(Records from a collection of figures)
Start of Block

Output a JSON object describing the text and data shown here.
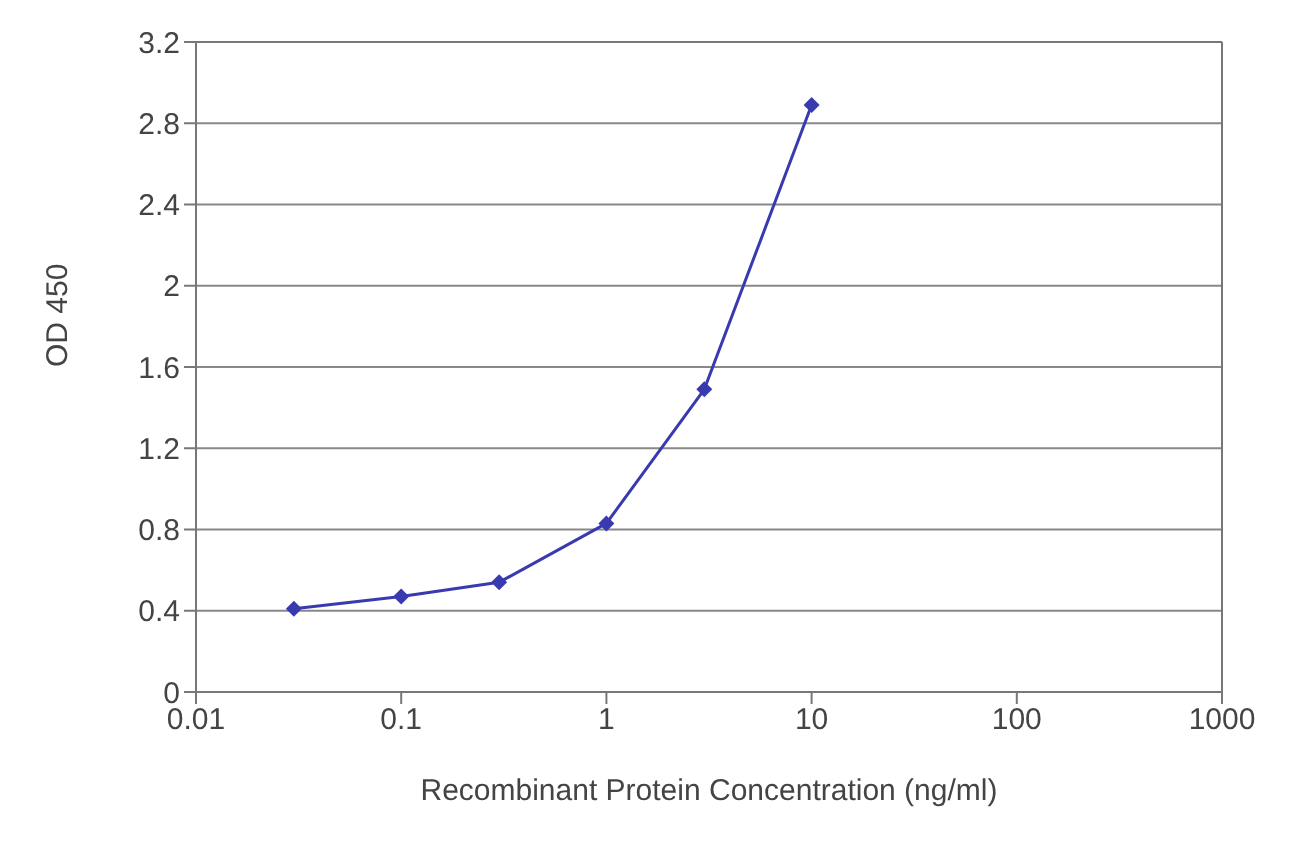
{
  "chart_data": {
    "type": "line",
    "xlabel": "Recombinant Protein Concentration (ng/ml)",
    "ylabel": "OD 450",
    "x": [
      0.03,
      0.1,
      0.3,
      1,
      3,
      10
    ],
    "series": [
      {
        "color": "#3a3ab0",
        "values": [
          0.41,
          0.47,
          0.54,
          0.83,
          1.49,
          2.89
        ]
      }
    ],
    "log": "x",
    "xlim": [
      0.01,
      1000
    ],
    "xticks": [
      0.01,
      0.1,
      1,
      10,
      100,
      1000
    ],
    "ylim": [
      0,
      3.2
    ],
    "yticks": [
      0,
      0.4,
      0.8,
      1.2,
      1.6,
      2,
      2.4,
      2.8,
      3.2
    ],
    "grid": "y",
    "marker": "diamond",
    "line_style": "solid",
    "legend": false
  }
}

End of Block

Would you reproduce the records exactly as they stand, but without the pictures?

Output a JSON object describing the text and data shown here.
{
  "chart_data": {
    "type": "line",
    "xlabel": "Recombinant Protein Concentration (ng/ml)",
    "ylabel": "OD 450",
    "x": [
      0.03,
      0.1,
      0.3,
      1,
      3,
      10
    ],
    "series": [
      {
        "color": "#3a3ab0",
        "values": [
          0.41,
          0.47,
          0.54,
          0.83,
          1.49,
          2.89
        ]
      }
    ],
    "log": "x",
    "xlim": [
      0.01,
      1000
    ],
    "xticks": [
      0.01,
      0.1,
      1,
      10,
      100,
      1000
    ],
    "ylim": [
      0,
      3.2
    ],
    "yticks": [
      0,
      0.4,
      0.8,
      1.2,
      1.6,
      2,
      2.4,
      2.8,
      3.2
    ],
    "grid": "y",
    "marker": "diamond",
    "line_style": "solid",
    "legend": false
  }
}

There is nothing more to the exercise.